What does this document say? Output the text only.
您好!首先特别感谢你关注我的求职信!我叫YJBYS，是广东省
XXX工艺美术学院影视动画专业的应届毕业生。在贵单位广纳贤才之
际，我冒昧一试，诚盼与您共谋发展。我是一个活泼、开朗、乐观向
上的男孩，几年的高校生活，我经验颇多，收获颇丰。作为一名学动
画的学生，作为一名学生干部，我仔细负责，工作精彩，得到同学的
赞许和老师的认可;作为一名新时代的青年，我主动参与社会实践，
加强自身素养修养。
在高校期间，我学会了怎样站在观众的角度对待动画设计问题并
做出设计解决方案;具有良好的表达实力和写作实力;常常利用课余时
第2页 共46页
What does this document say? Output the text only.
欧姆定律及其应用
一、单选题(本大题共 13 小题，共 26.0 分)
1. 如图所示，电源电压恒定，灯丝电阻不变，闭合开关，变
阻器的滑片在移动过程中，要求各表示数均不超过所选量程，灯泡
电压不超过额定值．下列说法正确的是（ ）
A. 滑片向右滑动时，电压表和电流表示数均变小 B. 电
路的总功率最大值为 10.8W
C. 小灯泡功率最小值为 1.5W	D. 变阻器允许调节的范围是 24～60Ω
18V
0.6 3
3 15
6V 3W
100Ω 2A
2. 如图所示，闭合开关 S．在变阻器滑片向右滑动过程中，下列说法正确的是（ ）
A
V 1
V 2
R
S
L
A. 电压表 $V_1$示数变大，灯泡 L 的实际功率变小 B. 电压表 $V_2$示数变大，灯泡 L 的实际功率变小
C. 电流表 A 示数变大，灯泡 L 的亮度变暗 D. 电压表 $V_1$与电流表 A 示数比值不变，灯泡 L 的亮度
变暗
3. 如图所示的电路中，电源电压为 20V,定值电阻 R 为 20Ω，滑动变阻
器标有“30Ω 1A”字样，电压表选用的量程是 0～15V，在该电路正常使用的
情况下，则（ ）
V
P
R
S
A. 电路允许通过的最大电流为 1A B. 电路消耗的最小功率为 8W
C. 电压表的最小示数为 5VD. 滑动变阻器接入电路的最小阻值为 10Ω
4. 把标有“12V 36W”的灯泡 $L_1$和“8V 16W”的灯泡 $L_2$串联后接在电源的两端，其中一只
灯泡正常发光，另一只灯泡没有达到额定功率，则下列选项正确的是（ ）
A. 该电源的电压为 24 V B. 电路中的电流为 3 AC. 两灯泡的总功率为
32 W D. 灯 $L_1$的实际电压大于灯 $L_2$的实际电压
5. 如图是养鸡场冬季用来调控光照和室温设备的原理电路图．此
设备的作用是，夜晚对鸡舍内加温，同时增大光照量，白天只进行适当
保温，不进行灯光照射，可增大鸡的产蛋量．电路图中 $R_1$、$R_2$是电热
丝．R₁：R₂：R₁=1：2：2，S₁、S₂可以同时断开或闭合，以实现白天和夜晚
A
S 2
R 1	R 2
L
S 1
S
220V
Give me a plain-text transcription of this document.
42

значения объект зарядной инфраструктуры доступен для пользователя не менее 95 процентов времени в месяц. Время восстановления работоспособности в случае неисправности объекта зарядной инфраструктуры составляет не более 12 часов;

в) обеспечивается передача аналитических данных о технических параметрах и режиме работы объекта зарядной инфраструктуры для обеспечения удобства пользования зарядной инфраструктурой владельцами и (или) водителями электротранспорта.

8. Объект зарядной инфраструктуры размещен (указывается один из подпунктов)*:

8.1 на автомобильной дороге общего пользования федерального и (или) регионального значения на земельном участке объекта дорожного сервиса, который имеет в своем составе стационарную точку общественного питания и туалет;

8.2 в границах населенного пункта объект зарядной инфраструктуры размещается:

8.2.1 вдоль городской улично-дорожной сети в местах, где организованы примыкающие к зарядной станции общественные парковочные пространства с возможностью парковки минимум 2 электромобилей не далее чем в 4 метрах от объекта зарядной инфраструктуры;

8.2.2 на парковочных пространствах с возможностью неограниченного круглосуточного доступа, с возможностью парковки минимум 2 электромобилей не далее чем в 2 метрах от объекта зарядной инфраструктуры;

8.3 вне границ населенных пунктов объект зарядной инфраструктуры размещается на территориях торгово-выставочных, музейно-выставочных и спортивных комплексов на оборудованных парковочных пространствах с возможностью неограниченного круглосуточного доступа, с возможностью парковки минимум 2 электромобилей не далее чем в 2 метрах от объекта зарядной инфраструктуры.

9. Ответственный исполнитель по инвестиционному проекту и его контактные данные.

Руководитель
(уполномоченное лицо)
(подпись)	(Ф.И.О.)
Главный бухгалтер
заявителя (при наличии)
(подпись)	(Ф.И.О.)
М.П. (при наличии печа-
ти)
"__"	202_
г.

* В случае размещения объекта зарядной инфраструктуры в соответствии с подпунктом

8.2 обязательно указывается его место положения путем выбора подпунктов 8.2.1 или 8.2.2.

####

Would you give the material above again, complete and exact?

_Solved problem_:
What does this document say? Output the text only.
您好!首先特别感谢你关注我的求职信!我叫YJBYS，是广东省
XXX工艺美术学院影视动画专业的应届毕业生。在贵单位广纳贤才之
际，我冒昧一试，诚盼与您共谋发展。我是一个活泼、开朗、乐观向
上的男孩，几年的高校生活，我经验颇多，收获颇丰。作为一名学动
画的学生，作为一名学生干部，我仔细负责，工作精彩，得到同学的
赞许和老师的认可;作为一名新时代的青年，我主动参与社会实践，
加强自身素养修养。
在高校期间，我学会了怎样站在观众的角度对待动画设计问题并
做出设计解决方案;具有良好的表达实力和写作实力;常常利用课余时
第2页 共46页
What does this document say? Output the text only.
欧姆定律及其应用
一、单选题(本大题共 13 小题，共 26.0 分)
1. 如图所示，电源电压恒定，灯丝电阻不变，闭合开关，变
阻器的滑片在移动过程中，要求各表示数均不超过所选量程，灯泡
电压不超过额定值．下列说法正确的是（ ）
A. 滑片向右滑动时，电压表和电流表示数均变小 B. 电
路的总功率最大值为 10.8W
C. 小灯泡功率最小值为 1.5W	D. 变阻器允许调节的范围是 24～60Ω
18V
0.6 3
3 15
6V 3W
100Ω 2A
2. 如图所示，闭合开关 S．在变阻器滑片向右滑动过程中，下列说法正确的是（ ）
A
V 1
V 2
R
S
L
A. 电压表 $V_1$示数变大，灯泡 L 的实际功率变小 B. 电压表 $V_2$示数变大，灯泡 L 的实际功率变小
C. 电流表 A 示数变大，灯泡 L 的亮度变暗 D. 电压表 $V_1$与电流表 A 示数比值不变，灯泡 L 的亮度
变暗
3. 如图所示的电路中，电源电压为 20V,定值电阻 R 为 20Ω，滑动变阻
器标有“30Ω 1A”字样，电压表选用的量程是 0～15V，在该电路正常使用的
情况下，则（ ）
V
P
R
S
A. 电路允许通过的最大电流为 1A B. 电路消耗的最小功率为 8W
C. 电压表的最小示数为 5VD. 滑动变阻器接入电路的最小阻值为 10Ω
4. 把标有“12V 36W”的灯泡 $L_1$和“8V 16W”的灯泡 $L_2$串联后接在电源的两端，其中一只
灯泡正常发光，另一只灯泡没有达到额定功率，则下列选项正确的是（ ）
A. 该电源的电压为 24 V B. 电路中的电流为 3 AC. 两灯泡的总功率为
32 W D. 灯 $L_1$的实际电压大于灯 $L_2$的实际电压
5. 如图是养鸡场冬季用来调控光照和室温设备的原理电路图．此
设备的作用是，夜晚对鸡舍内加温，同时增大光照量，白天只进行适当
保温，不进行灯光照射，可增大鸡的产蛋量．电路图中 $R_1$、$R_2$是电热
丝．R₁：R₂：R₁=1：2：2，S₁、S₂可以同时断开或闭合，以实现白天和夜晚
A
S 2
R 1	R 2
L
S 1
S
220V
Give me a plain-text transcription of this document.
42

значения объект зарядной инфраструктуры доступен для пользователя не менее 95 процентов времени в месяц. Время восстановления работоспособности в случае неисправности объекта зарядной инфраструктуры составляет не более 12 часов;

в) обеспечивается передача аналитических данных о технических параметрах и режиме работы объекта зарядной инфраструктуры для обеспечения удобства пользования зарядной инфраструктурой владельцами и (или) водителями электротранспорта.

8. Объект зарядной инфраструктуры размещен (указывается один из подпунктов)*:

8.1 на автомобильной дороге общего пользования федерального и (или) регионального значения на земельном участке объекта дорожного сервиса, который имеет в своем составе стационарную точку общественного питания и туалет;

8.2 в границах населенного пункта объект зарядной инфраструктуры размещается:

8.2.1 вдоль городской улично-дорожной сети в местах, где организованы примыкающие к зарядной станции общественные парковочные пространства с возможностью парковки минимум 2 электромобилей не далее чем в 4 метрах от объекта зарядной инфраструктуры;

8.2.2 на парковочных пространствах с возможностью неограниченного круглосуточного доступа, с возможностью парковки минимум 2 электромобилей не далее чем в 2 метрах от объекта зарядной инфраструктуры;

8.3 вне границ населенных пунктов объект зарядной инфраструктуры размещается на территориях торгово-выставочных, музейно-выставочных и спортивных комплексов на оборудованных парковочных пространствах с возможностью неограниченного круглосуточного доступа, с возможностью парковки минимум 2 электромобилей не далее чем в 2 метрах от объекта зарядной инфраструктуры.

9. Ответственный исполнитель по инвестиционному проекту и его контактные данные.

Руководитель
(уполномоченное лицо)
(подпись)	(Ф.И.О.)
Главный бухгалтер
заявителя (при наличии)
(подпись)	(Ф.И.О.)
М.П. (при наличии печа-
ти)
"__"	202_
г.

* В случае размещения объекта зарядной инфраструктуры в соответствии с подпунктом

8.2 обязательно указывается его место положения путем выбора подпунктов 8.2.1 или 8.2.2.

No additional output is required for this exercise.